RECORDS PROVIDED:
______

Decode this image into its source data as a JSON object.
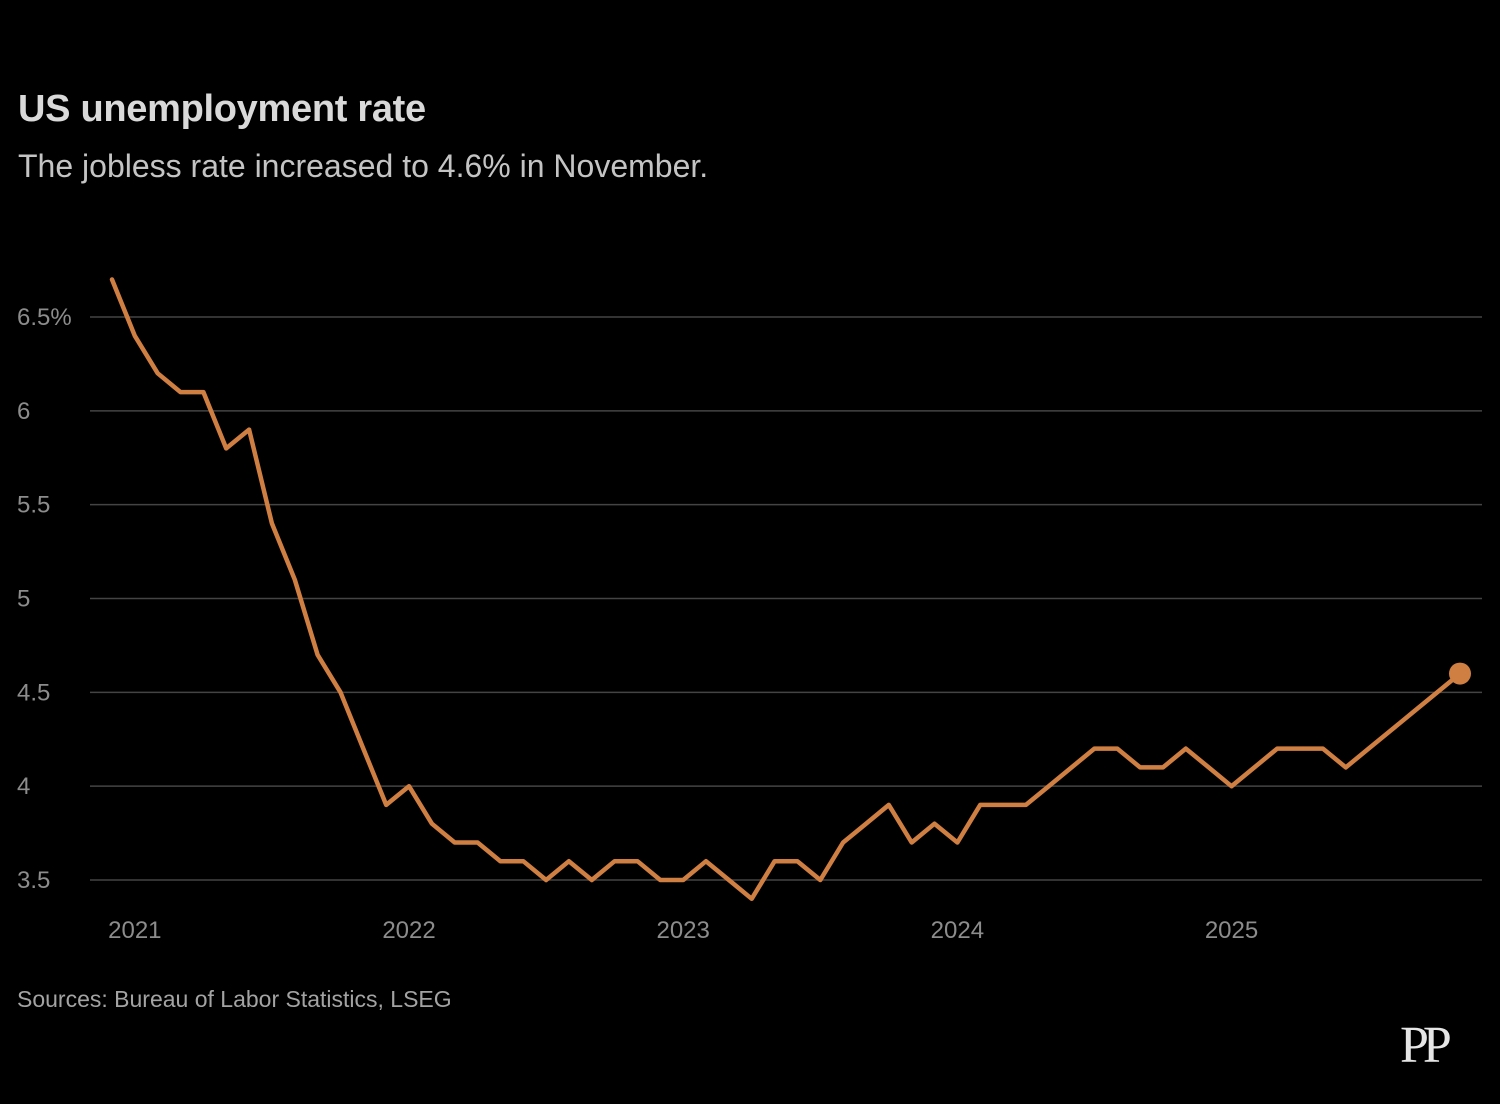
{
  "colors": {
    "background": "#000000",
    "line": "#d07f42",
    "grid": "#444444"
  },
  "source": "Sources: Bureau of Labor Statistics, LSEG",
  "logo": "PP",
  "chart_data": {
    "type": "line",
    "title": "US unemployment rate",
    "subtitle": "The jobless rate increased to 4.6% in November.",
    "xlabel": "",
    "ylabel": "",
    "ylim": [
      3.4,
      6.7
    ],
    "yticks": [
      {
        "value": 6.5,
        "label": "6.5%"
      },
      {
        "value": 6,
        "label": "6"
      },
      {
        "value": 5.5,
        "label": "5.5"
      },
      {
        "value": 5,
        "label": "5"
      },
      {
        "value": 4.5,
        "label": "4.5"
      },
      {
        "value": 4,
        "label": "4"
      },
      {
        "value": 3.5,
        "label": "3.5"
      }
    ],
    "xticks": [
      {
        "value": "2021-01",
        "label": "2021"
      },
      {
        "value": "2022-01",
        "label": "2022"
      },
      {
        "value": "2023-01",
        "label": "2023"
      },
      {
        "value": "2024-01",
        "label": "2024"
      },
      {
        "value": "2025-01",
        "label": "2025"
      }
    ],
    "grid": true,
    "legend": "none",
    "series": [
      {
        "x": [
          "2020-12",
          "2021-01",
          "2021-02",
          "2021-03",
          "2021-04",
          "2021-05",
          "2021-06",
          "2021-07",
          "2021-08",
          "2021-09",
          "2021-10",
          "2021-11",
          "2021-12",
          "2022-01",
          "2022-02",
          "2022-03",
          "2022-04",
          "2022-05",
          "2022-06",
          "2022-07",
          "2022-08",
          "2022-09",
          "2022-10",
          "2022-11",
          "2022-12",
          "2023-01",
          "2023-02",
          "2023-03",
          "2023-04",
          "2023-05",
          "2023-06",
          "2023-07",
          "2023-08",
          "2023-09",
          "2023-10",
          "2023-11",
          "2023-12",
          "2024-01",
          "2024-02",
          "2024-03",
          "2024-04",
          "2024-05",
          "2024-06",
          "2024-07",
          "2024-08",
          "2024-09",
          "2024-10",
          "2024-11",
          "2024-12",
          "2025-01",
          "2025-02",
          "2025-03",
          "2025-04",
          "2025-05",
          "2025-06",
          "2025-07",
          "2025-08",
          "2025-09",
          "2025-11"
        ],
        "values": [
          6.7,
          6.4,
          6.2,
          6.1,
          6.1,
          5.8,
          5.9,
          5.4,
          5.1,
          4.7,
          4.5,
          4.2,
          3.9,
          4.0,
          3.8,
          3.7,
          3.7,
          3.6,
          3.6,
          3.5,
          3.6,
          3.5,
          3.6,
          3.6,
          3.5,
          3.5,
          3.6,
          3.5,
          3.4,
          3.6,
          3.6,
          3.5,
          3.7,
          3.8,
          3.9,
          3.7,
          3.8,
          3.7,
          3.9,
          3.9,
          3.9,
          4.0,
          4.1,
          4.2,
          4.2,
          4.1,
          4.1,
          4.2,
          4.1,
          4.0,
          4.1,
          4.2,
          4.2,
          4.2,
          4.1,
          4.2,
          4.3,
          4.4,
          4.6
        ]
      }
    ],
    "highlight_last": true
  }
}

______

WHAT TO DO: Say how many lines in the entries contain the string "rate", and say nothing else.

RESULT OF THIS EXERCISE: 2